Items listed in a dataset:
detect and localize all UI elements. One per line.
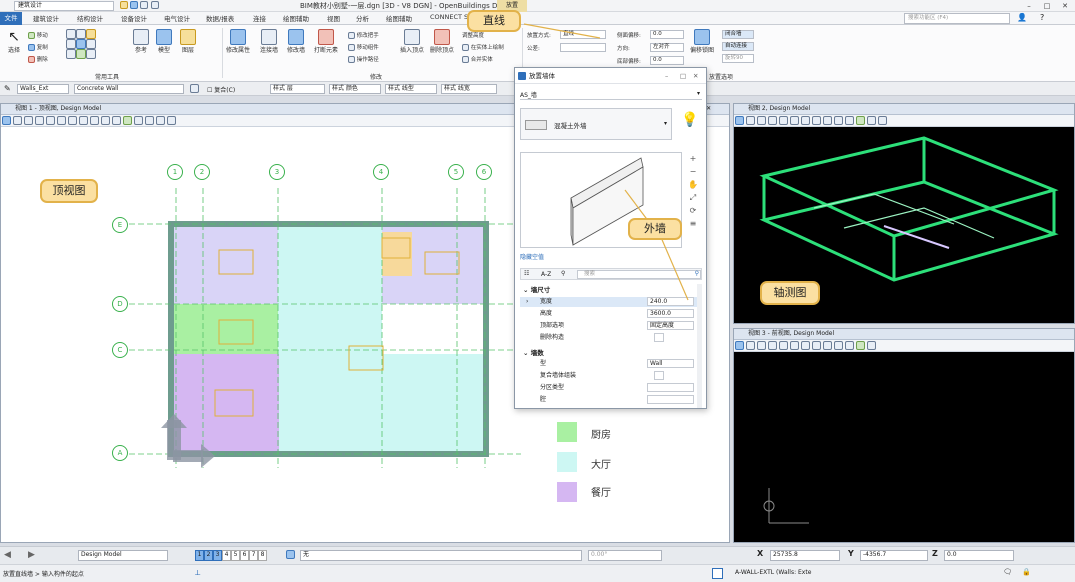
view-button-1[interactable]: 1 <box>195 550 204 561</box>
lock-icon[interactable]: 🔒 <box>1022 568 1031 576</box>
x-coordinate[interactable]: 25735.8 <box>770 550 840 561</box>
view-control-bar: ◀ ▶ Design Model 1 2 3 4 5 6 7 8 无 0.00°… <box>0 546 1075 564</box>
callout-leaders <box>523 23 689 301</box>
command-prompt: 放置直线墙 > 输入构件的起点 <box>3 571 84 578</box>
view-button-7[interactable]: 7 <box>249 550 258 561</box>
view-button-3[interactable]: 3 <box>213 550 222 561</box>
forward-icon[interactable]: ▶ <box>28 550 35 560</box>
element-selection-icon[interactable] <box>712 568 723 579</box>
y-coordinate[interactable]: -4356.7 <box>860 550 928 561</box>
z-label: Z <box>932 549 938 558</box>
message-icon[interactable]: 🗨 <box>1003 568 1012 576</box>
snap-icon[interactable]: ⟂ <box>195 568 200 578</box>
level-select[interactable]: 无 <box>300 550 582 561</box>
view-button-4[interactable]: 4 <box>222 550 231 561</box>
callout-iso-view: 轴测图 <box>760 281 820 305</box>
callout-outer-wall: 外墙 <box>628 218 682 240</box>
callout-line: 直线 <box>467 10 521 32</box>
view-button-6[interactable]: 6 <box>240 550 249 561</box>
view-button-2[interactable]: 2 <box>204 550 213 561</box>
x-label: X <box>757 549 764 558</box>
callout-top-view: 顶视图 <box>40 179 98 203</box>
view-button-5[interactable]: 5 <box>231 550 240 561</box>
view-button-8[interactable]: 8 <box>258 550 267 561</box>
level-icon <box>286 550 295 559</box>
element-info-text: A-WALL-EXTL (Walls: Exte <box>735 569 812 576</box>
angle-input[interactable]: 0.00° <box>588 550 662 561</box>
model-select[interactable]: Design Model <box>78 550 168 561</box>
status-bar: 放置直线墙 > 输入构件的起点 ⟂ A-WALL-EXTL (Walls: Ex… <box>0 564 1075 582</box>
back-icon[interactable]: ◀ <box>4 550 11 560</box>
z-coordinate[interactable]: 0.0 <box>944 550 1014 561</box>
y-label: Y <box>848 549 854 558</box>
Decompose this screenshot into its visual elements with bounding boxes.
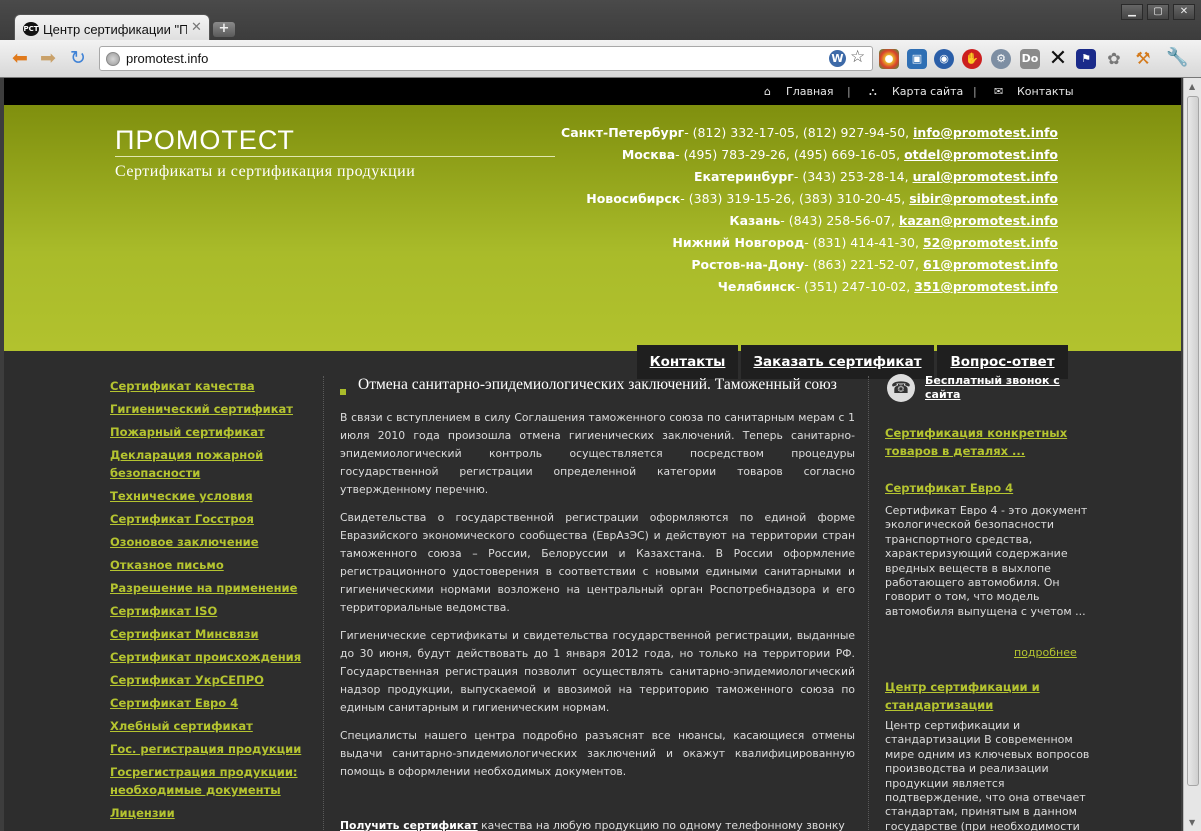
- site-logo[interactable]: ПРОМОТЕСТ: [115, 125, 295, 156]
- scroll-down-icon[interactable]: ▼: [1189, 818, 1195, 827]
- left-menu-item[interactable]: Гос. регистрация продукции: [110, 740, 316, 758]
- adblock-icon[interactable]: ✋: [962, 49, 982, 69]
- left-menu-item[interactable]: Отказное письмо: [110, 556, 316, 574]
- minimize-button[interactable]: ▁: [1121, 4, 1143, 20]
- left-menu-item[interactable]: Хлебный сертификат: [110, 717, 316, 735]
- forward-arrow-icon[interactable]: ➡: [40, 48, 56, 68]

The problem:
Please turn the lines beginning with the one that contains "view-button-1[interactable]: 1 <box>195" and running through the one that contains "message-icon[interactable]: 🗨 <box>1003" into a Markdown table with two columns: No., giving each line a running number, and Line, giving the line itself. Leave out any blank lines.

Solution to the exercise:
| No. | Line |
|---|---|
| 1 | view-button-1[interactable]: 1 <box>195 550 204 561</box> |
| 2 | lock-icon[interactable]: 🔒 <box>1022 568 1031 576</box> |
| 3 | x-coordinate[interactable]: 25735.8 <box>770 550 840 561</box> |
| 4 | view-control-bar: ◀ ▶ Design Model 1 2 3 4 5 6 7 8 无 0.00°… <box>0 546 1075 564</box> |
| 5 | callout-leaders <box>523 23 689 301</box> |
| 6 | command-prompt: 放置直线墙 > 输入构件的起点 <box>3 571 84 578</box> |
| 7 | view-button-7[interactable]: 7 <box>249 550 258 561</box> |
| 8 | view-button-3[interactable]: 3 <box>213 550 222 561</box> |
| 9 | forward-icon[interactable]: ▶ <box>28 550 35 560</box> |
| 10 | element-selection-icon[interactable] <box>712 568 723 579</box> |
| 11 | y-coordinate[interactable]: -4356.7 <box>860 550 928 561</box> |
| 12 | z-label: Z <box>932 549 938 558</box> |
| 13 | message-icon[interactable]: 🗨 <box>1003 568 1012 576</box> |